>>

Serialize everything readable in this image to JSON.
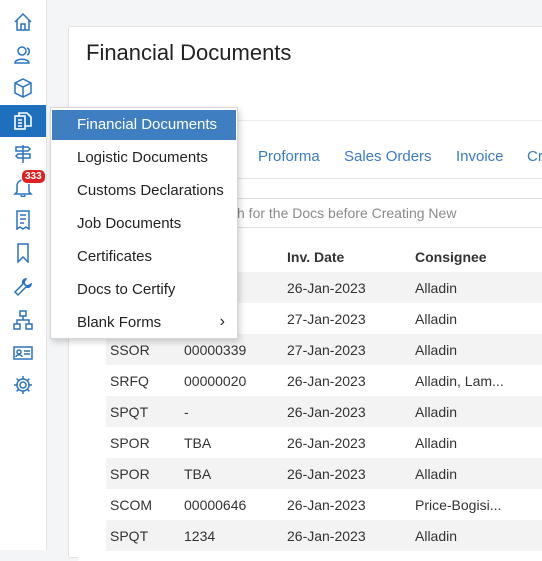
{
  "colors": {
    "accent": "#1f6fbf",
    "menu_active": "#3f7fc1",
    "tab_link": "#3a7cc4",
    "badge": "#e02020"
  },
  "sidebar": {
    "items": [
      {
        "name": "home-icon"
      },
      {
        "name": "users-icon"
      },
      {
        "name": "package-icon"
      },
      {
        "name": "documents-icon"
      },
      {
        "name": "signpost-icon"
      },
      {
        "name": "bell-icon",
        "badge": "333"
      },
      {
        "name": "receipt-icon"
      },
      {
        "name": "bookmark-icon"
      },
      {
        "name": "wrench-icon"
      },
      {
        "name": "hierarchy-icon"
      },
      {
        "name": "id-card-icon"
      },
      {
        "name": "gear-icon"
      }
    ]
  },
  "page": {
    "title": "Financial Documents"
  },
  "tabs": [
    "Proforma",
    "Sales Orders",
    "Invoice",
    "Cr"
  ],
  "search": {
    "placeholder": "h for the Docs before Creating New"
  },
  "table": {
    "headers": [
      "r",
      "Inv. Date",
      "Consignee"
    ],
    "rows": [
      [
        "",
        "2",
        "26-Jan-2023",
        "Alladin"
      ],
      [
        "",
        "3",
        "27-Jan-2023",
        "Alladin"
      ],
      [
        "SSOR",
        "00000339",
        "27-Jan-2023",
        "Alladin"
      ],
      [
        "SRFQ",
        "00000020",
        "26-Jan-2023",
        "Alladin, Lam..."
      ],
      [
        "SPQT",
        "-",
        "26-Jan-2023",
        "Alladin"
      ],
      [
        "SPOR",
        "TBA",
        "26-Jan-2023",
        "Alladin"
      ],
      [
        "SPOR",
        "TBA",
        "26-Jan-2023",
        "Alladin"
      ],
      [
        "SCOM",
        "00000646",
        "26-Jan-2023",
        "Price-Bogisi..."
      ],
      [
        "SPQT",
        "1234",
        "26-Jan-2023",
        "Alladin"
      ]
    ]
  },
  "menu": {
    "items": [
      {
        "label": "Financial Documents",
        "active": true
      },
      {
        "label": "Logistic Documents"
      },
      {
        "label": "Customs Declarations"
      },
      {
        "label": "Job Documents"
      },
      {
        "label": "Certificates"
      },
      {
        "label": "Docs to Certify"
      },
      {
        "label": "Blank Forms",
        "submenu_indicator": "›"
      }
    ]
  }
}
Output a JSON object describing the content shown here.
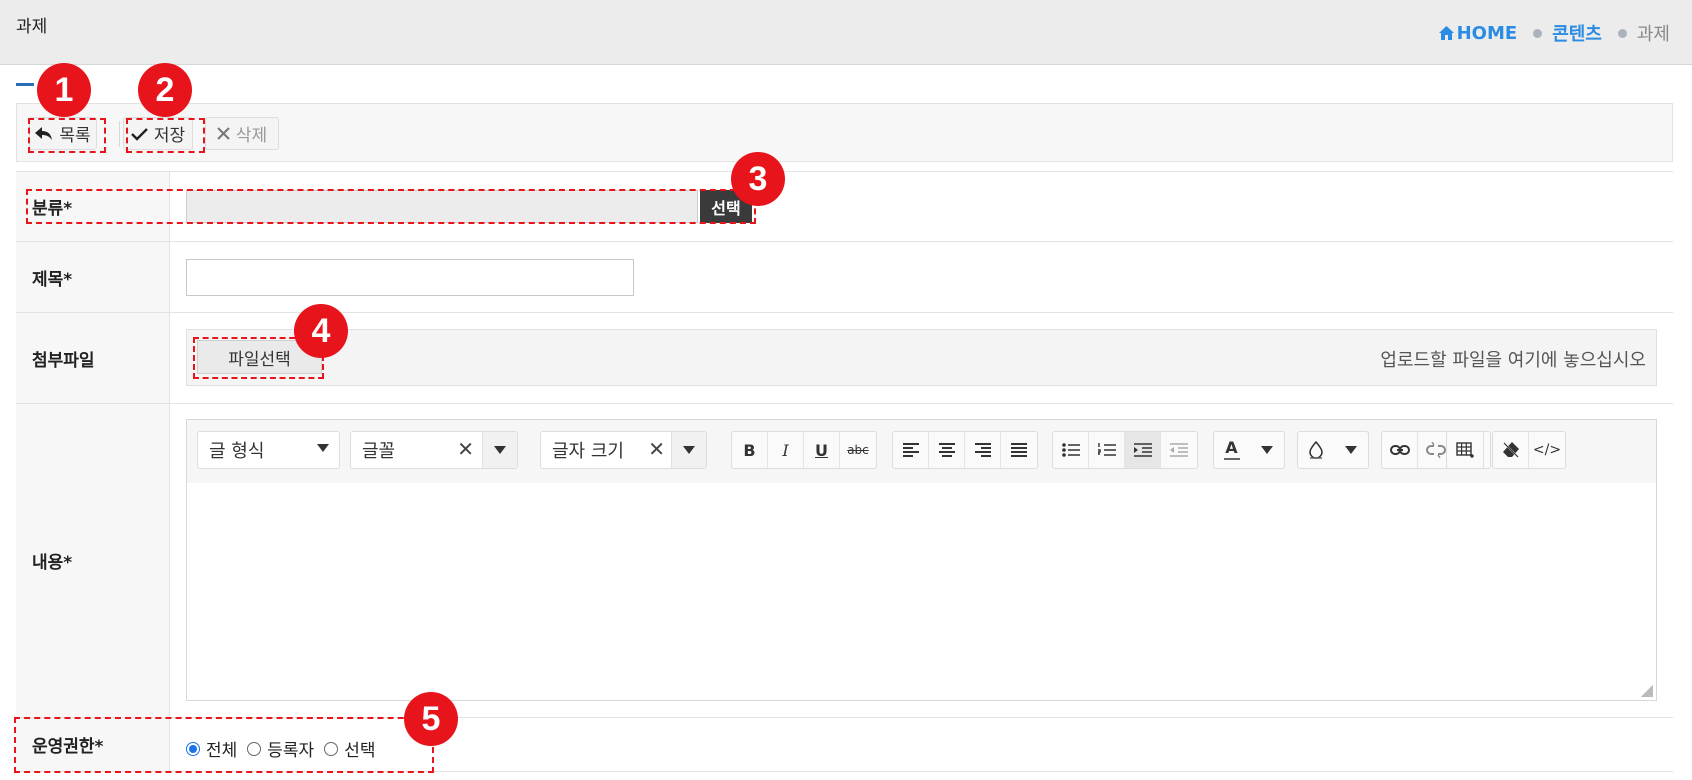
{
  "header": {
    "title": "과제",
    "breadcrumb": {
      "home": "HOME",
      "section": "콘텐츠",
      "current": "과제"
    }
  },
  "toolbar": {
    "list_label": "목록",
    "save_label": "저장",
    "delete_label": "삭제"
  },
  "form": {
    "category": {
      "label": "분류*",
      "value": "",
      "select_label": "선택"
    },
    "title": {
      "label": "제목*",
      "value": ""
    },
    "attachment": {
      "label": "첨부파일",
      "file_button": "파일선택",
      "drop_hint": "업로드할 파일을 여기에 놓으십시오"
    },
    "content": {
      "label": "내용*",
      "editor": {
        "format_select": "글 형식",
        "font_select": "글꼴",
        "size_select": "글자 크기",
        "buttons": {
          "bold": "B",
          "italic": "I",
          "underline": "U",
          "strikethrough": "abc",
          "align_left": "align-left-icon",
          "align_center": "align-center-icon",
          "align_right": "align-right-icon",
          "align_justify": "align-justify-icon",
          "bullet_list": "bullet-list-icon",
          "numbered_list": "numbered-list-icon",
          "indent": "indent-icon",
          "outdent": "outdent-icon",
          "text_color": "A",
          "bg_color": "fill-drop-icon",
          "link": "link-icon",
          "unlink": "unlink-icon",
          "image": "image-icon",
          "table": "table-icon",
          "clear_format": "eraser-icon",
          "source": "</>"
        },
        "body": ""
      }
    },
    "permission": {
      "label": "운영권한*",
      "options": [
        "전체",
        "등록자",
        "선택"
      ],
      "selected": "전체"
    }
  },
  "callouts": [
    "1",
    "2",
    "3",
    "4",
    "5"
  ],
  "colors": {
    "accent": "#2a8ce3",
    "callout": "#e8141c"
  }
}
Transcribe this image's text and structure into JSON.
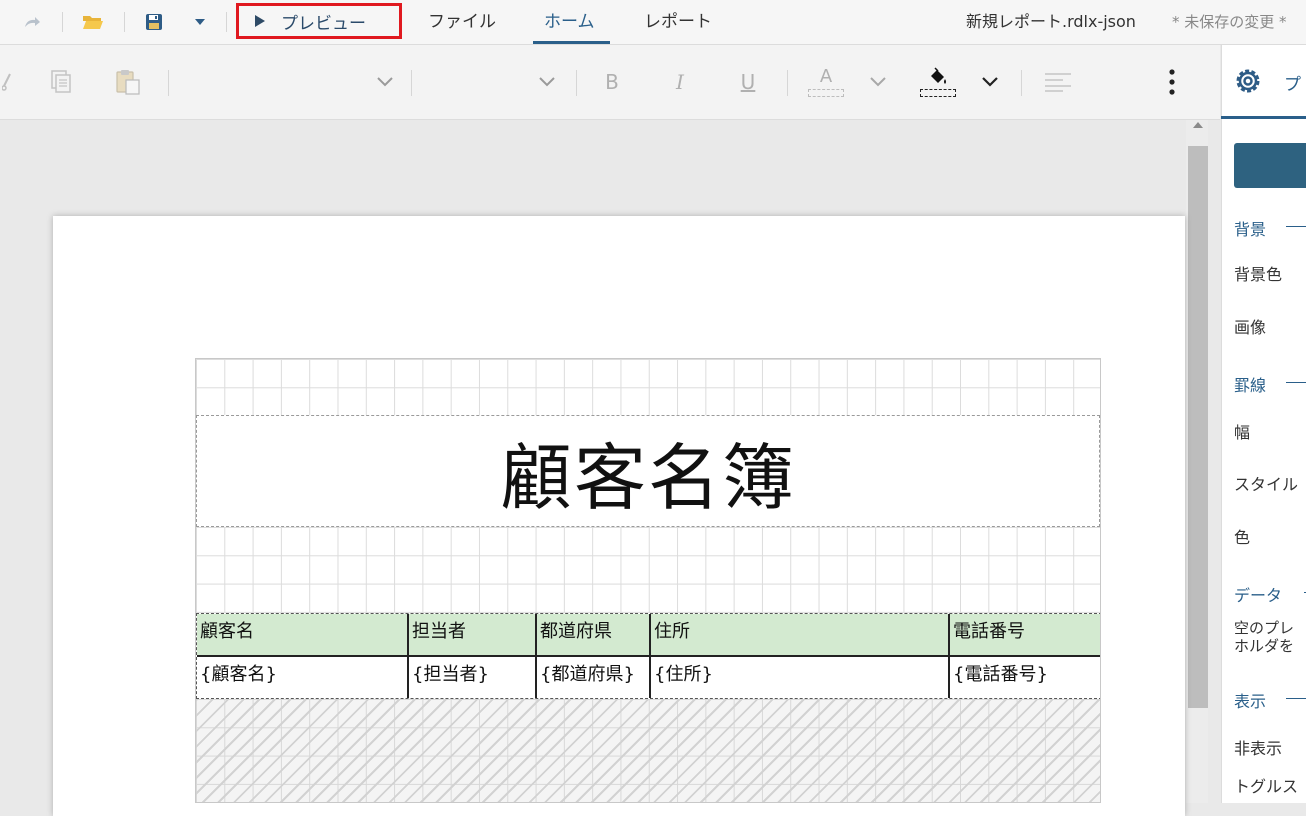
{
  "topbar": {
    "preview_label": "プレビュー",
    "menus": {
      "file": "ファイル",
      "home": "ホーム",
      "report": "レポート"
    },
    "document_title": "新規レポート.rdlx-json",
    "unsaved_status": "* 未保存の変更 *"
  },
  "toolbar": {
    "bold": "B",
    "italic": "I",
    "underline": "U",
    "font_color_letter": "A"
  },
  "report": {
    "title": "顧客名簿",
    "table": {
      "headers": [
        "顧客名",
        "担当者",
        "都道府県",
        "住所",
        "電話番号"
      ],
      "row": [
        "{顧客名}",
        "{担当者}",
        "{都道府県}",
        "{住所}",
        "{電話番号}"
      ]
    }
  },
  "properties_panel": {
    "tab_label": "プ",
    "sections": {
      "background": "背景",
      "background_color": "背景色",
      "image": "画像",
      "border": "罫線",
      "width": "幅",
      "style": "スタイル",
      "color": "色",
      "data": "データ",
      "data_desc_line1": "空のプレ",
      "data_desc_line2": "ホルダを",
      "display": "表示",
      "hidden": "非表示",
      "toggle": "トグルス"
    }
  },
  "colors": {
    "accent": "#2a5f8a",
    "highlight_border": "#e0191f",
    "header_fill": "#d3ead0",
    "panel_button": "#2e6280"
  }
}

<<
>>

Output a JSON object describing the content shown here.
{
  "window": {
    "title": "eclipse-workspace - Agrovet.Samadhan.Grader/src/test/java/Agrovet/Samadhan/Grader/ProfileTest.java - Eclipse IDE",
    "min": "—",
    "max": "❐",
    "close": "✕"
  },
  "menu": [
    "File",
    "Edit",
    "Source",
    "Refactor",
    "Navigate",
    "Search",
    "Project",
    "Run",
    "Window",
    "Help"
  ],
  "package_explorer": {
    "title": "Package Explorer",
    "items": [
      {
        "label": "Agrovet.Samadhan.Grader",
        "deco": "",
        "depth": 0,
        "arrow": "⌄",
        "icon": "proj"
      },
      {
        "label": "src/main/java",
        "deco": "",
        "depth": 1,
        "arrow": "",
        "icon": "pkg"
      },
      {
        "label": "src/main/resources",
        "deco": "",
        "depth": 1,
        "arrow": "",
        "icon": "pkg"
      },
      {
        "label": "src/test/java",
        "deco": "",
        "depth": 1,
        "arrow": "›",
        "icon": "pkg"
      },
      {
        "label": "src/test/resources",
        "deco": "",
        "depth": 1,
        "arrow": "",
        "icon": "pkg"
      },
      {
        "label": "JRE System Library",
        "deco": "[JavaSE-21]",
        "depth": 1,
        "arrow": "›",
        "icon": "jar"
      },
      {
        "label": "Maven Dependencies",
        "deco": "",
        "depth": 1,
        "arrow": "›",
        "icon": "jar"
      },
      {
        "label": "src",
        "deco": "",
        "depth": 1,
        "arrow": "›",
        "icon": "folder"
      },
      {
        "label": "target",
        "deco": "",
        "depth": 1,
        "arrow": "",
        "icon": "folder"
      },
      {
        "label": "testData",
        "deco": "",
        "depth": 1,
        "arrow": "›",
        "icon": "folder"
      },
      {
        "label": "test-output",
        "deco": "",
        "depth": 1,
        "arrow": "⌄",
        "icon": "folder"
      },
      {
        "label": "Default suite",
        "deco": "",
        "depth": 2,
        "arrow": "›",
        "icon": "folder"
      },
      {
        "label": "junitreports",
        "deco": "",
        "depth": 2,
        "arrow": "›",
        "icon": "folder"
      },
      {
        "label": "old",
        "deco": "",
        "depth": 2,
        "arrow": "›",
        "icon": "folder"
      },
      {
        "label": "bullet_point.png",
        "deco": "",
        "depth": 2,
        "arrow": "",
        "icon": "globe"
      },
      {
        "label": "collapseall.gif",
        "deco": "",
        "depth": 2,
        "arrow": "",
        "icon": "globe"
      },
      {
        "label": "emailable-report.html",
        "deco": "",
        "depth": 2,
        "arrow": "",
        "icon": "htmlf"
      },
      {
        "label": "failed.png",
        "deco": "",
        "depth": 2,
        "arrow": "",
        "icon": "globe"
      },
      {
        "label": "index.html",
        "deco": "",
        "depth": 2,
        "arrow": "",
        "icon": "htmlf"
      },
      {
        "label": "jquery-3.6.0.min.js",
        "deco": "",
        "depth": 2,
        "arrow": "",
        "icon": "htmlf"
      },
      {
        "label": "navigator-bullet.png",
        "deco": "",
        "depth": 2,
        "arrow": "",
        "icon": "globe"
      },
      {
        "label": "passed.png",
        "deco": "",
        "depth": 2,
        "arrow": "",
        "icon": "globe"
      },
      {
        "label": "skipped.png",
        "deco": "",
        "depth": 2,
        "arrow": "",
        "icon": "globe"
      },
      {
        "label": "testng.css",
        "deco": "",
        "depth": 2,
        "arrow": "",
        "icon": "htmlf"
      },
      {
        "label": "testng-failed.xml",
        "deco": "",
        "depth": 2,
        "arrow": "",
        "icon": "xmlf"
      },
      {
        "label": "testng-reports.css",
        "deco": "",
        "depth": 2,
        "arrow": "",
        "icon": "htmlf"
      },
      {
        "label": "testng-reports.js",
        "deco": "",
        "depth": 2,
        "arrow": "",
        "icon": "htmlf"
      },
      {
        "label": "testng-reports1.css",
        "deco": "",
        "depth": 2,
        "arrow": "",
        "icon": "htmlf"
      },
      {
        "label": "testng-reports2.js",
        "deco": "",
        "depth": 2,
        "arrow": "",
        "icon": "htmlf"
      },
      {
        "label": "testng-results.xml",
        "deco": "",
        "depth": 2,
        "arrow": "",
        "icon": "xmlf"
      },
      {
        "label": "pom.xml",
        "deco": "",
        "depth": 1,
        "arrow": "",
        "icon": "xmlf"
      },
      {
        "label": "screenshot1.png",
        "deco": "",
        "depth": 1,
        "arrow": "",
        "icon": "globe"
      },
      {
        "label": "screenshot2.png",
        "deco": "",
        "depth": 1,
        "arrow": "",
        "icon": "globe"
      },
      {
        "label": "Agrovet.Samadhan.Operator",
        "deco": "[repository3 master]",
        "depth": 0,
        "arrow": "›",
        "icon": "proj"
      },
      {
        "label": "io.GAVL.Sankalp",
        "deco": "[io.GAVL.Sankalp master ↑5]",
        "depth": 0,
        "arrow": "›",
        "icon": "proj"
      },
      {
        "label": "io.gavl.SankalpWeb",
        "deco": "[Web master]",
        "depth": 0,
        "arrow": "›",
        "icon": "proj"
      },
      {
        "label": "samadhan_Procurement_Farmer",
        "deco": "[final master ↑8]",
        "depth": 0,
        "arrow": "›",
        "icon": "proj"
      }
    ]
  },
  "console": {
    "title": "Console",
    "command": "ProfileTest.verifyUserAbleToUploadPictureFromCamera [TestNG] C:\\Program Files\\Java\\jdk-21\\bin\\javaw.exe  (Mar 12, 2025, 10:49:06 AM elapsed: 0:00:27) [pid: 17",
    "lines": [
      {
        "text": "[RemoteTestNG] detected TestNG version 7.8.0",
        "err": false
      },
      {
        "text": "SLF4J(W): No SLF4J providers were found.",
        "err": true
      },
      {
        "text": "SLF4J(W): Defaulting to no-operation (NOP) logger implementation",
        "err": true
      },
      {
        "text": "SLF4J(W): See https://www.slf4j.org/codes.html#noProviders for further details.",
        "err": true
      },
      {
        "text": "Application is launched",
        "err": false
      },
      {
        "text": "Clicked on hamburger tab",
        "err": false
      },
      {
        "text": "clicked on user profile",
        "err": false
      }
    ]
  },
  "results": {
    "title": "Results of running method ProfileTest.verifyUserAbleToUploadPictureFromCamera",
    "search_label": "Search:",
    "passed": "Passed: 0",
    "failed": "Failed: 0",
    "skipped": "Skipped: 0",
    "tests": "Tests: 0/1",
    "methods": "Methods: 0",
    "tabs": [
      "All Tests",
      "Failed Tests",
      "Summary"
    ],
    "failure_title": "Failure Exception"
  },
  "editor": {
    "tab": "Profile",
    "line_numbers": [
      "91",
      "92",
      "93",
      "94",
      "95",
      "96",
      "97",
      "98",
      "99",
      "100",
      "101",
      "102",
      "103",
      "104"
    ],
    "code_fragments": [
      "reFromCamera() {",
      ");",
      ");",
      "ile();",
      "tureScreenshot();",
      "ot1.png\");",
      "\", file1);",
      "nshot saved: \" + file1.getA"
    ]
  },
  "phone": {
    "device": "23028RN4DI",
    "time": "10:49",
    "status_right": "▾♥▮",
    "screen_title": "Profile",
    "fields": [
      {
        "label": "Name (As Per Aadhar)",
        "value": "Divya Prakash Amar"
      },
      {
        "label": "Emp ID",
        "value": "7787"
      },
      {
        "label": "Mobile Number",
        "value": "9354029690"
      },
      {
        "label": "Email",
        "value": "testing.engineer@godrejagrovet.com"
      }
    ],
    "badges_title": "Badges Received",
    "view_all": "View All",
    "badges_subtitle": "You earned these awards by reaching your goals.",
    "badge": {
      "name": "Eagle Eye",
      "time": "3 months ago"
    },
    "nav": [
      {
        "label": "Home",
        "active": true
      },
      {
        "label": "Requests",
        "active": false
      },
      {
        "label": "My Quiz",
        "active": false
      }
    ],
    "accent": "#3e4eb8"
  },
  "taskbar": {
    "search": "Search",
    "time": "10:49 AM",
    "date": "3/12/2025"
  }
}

<<

**What the task requires:** Gather each line in the data that holds the string "master".

**Result of this exercise:**
        "deco": "[repository3 master]",
        "deco": "[io.GAVL.Sankalp master ↑5]",
        "deco": "[Web master]",
        "deco": "[final master ↑8]",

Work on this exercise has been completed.